━━━ Exercise inputs

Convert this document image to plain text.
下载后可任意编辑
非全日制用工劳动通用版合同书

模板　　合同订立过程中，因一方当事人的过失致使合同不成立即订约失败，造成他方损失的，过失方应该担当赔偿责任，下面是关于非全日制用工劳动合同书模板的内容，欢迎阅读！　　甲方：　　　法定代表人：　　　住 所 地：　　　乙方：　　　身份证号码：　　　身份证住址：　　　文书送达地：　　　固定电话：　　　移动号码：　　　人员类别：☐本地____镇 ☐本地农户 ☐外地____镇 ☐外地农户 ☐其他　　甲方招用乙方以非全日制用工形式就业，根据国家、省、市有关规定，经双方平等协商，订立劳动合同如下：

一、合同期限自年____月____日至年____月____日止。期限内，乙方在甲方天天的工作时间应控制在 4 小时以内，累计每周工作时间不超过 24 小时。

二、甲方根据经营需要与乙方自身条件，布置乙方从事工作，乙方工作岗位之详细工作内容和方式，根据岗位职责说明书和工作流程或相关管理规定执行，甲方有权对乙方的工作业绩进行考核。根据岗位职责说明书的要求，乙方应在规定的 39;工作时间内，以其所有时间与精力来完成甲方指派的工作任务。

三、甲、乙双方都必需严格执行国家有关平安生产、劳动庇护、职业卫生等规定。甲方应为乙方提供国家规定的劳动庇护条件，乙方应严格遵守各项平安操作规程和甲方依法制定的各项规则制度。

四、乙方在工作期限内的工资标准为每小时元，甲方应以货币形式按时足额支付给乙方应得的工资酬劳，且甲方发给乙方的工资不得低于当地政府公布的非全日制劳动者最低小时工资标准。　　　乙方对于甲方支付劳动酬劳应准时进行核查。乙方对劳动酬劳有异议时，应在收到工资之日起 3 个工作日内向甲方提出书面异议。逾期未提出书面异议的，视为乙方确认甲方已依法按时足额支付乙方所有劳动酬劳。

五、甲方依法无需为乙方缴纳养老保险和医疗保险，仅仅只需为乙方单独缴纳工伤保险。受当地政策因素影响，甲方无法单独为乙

━━━━━━

What is needed:
From the first line to the last, retype the data exactly.

Problem solution:
Convert this document image to plain text.
下载后可任意编辑
非全日制用工劳动通用版合同书

模板　　合同订立过程中，因一方当事人的过失致使合同不成立即订约失败，造成他方损失的，过失方应该担当赔偿责任，下面是关于非全日制用工劳动合同书模板的内容，欢迎阅读！　　甲方：　　　法定代表人：　　　住 所 地：　　　乙方：　　　身份证号码：　　　身份证住址：　　　文书送达地：　　　固定电话：　　　移动号码：　　　人员类别：☐本地____镇 ☐本地农户 ☐外地____镇 ☐外地农户 ☐其他　　甲方招用乙方以非全日制用工形式就业，根据国家、省、市有关规定，经双方平等协商，订立劳动合同如下：

一、合同期限自年____月____日至年____月____日止。期限内，乙方在甲方天天的工作时间应控制在 4 小时以内，累计每周工作时间不超过 24 小时。

二、甲方根据经营需要与乙方自身条件，布置乙方从事工作，乙方工作岗位之详细工作内容和方式，根据岗位职责说明书和工作流程或相关管理规定执行，甲方有权对乙方的工作业绩进行考核。根据岗位职责说明书的要求，乙方应在规定的 39;工作时间内，以其所有时间与精力来完成甲方指派的工作任务。

三、甲、乙双方都必需严格执行国家有关平安生产、劳动庇护、职业卫生等规定。甲方应为乙方提供国家规定的劳动庇护条件，乙方应严格遵守各项平安操作规程和甲方依法制定的各项规则制度。

四、乙方在工作期限内的工资标准为每小时元，甲方应以货币形式按时足额支付给乙方应得的工资酬劳，且甲方发给乙方的工资不得低于当地政府公布的非全日制劳动者最低小时工资标准。　　　乙方对于甲方支付劳动酬劳应准时进行核查。乙方对劳动酬劳有异议时，应在收到工资之日起 3 个工作日内向甲方提出书面异议。逾期未提出书面异议的，视为乙方确认甲方已依法按时足额支付乙方所有劳动酬劳。

五、甲方依法无需为乙方缴纳养老保险和医疗保险，仅仅只需为乙方单独缴纳工伤保险。受当地政策因素影响，甲方无法单独为乙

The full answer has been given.